::: Bereitgestellter Auszug :::
Jo Lenzi, geb ich Dir vollkommen recht.

Das hat aber mit der Eigenschaft eines Hakens, während des Drills, nix zu tun.


----------



## ernie1973 (20. Mai 2011)

*AW: Widerhaken oder Widerhakenlose Haken, was ist "besser"*

Hm,

ich denke, dass entscheidet sich in erster Linier danach, WAS man mit dem Fang vorhat.

Soll er zurückgesetzt werden, sind widerhakenlose Haken sicher die bessere Wahl (aus Sicht des Fisches!) - allerdings wird man evtl. den einen oder anderen Fisch im Drill verlieren, den man mit Widerhaken doch rausbekommen hätte.

Das sollte einem aber die geringere Verletzungsgefahr (gerade beim Lösen des Hakens) wert sein, wenn man zu releasen gedenkt.

Ich als Kochpottangler nehme nur Haken mit Widerhaken, da ich gefangene Fische zumeist recht schnell und endgültig nach dem Fang erlöse.

E.


----------



## Carras (20. Mai 2011)

*AW: Widerhaken oder Widerhakenlose Haken, was ist "besser"*

Ok hier mal mein Teil dazu aus dem anderen Thread:



Carras schrieb:


> Ok ist jetzt OT, aber da möchte ich das Eine oder Andere kurz Richtig stellen.
> 
> Zu den Haken ohne Widerhaken:
> Klaro kann man die nehmen. Ich hab mit denen nicht mehr Fische verloren als mit anderen. Und ja, es ist deutlich einfacher den Fisch abzuhaken.
> ...


----------



## Carras (20. Mai 2011)

*AW: Widerhaken oder Widerhakenlose Haken, was ist "besser"*

Und der andere Teil:



Carras schrieb:


> Moin,
> 
> 
> 
> ...


----------



## Lenzibald (20. Mai 2011)

*AW: Widerhaken oder Widerhakenlose Haken, was ist "besser"*

Servus
@Carras
Die Frage war ja eigentlich was schonender wäre bei gleichen Bedingungen das heißt für mich 2 Gleiche Ruten mit gleicher Montage nur halt einmal mit und ohne Wiederhaken. Hab ja auch damit gemeint das der größte Unterschied nur beim Lösen des Hakens besteht.
MfG
Lenzi


----------



## Hardyfan (20. Mai 2011)
::: Datensätze zur Aufgabe :::
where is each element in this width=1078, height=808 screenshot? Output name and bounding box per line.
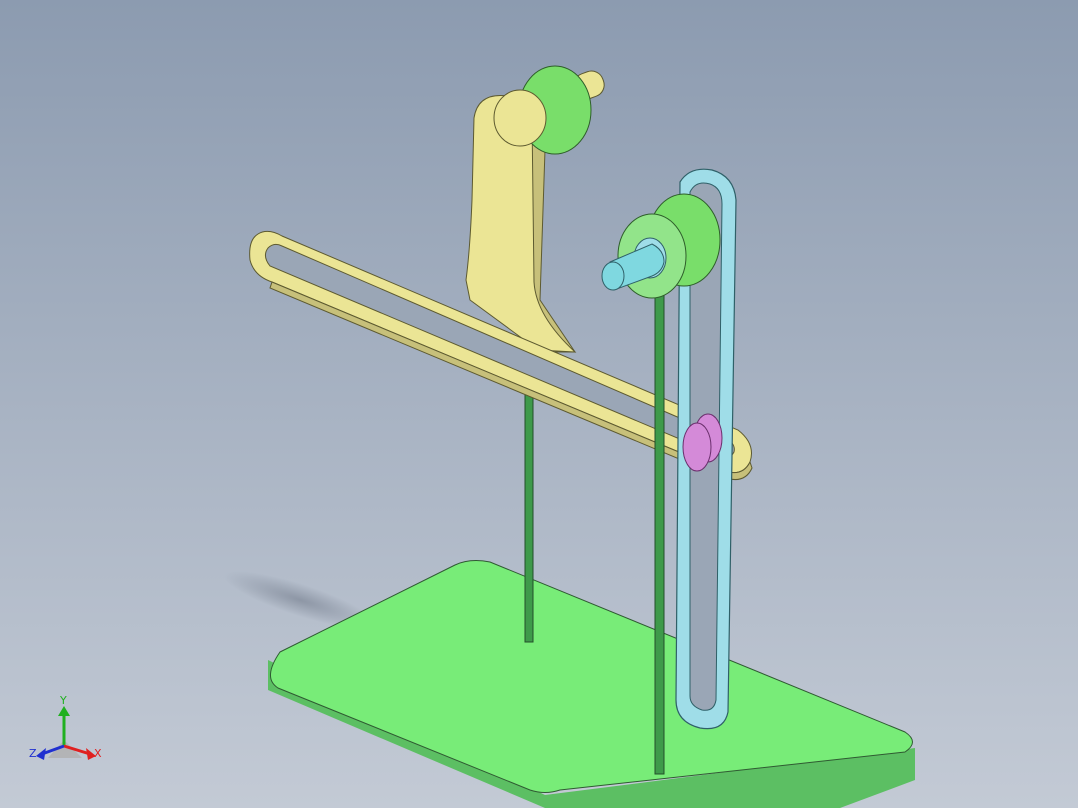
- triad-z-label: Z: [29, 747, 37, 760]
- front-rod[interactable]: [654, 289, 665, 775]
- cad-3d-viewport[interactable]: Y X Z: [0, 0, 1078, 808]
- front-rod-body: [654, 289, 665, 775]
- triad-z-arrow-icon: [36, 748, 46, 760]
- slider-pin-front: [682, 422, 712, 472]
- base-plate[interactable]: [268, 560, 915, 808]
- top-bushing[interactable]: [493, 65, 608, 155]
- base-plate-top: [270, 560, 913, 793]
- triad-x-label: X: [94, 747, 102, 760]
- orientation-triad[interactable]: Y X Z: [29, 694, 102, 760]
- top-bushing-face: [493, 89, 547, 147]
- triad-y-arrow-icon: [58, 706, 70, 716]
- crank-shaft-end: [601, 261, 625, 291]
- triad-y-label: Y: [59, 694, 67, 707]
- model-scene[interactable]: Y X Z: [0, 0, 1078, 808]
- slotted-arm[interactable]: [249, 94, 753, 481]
:::
::: Datensätze zur Aufgabe :::
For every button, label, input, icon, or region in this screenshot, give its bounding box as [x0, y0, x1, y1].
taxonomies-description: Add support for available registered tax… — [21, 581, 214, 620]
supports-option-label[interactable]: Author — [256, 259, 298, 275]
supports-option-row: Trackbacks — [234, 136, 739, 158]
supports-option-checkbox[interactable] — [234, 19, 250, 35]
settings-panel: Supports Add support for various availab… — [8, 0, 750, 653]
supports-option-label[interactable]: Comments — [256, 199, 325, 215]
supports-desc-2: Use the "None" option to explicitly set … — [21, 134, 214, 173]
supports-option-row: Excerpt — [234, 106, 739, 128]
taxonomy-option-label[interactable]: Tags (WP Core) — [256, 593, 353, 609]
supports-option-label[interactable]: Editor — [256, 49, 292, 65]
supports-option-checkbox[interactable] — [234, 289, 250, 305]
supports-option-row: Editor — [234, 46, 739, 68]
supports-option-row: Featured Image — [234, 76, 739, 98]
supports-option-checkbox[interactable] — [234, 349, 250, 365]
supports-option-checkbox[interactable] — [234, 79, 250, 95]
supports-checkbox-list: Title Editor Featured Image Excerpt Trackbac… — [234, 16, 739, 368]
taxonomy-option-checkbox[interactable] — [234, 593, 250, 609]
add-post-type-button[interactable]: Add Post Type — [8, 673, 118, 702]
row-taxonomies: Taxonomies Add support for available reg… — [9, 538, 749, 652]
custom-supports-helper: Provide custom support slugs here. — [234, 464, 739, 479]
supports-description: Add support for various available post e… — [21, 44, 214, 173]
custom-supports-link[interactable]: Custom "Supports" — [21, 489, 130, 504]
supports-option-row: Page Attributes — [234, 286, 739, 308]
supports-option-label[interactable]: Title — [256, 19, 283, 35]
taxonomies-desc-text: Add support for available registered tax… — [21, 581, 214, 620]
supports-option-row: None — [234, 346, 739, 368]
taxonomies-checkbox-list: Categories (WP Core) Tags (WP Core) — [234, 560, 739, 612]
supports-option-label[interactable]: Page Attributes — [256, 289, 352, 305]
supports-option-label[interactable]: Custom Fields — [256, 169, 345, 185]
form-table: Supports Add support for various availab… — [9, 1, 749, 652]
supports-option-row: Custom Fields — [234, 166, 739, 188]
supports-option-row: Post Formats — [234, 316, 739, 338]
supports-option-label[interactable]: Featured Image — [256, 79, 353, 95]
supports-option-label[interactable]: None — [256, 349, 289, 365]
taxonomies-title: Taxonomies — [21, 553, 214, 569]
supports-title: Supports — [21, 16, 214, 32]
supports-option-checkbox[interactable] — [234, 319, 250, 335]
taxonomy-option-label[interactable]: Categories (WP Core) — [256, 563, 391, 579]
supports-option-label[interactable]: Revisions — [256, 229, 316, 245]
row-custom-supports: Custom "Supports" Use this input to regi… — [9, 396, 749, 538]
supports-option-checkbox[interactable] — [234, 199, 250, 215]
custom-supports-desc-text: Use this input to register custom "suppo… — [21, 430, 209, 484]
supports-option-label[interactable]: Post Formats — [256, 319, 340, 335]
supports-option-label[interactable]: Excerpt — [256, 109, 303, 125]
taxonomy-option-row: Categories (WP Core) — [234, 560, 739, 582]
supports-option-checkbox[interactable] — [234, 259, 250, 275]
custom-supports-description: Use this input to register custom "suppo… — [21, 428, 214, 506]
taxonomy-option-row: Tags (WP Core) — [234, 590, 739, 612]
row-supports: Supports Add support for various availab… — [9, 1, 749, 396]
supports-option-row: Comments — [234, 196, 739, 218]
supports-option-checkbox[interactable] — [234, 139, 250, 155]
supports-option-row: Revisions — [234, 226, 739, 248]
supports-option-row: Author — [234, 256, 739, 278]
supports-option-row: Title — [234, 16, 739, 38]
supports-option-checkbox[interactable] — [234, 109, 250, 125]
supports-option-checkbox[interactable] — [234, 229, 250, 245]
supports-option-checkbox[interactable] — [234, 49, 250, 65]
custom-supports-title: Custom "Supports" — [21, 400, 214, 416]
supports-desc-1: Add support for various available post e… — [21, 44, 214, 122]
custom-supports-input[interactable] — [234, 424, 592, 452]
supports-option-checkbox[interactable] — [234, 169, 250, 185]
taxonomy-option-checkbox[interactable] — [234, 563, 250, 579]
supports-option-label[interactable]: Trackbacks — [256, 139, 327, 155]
:::
Aufgabe A:
Welche Haken benutzt ernie1973 als Kochpottangler laut dem Auszug zu Widerhaken?
Aufgabe B:
Schreiben Sie aus den Datensätzen die Zeilen zwischen der Zeile mit „For every button, label, input, icon, or“ und der Zeile mit „supports-option-checkbox[interactable] — [234, 19, 250, 35]“, beide eingeschlossen, unverändert ab.

Vollständige Antwort A:
Nur Haken mit Widerhaken.

Vollständige Antwort B:
For every button, label, input, icon, or region in this screenshot, give its bounding box as [x0, y0, x1, y1].
taxonomies-description: Add support for available registered tax… — [21, 581, 214, 620]
supports-option-label[interactable]: Author — [256, 259, 298, 275]
supports-option-row: Trackbacks — [234, 136, 739, 158]
supports-option-checkbox[interactable] — [234, 19, 250, 35]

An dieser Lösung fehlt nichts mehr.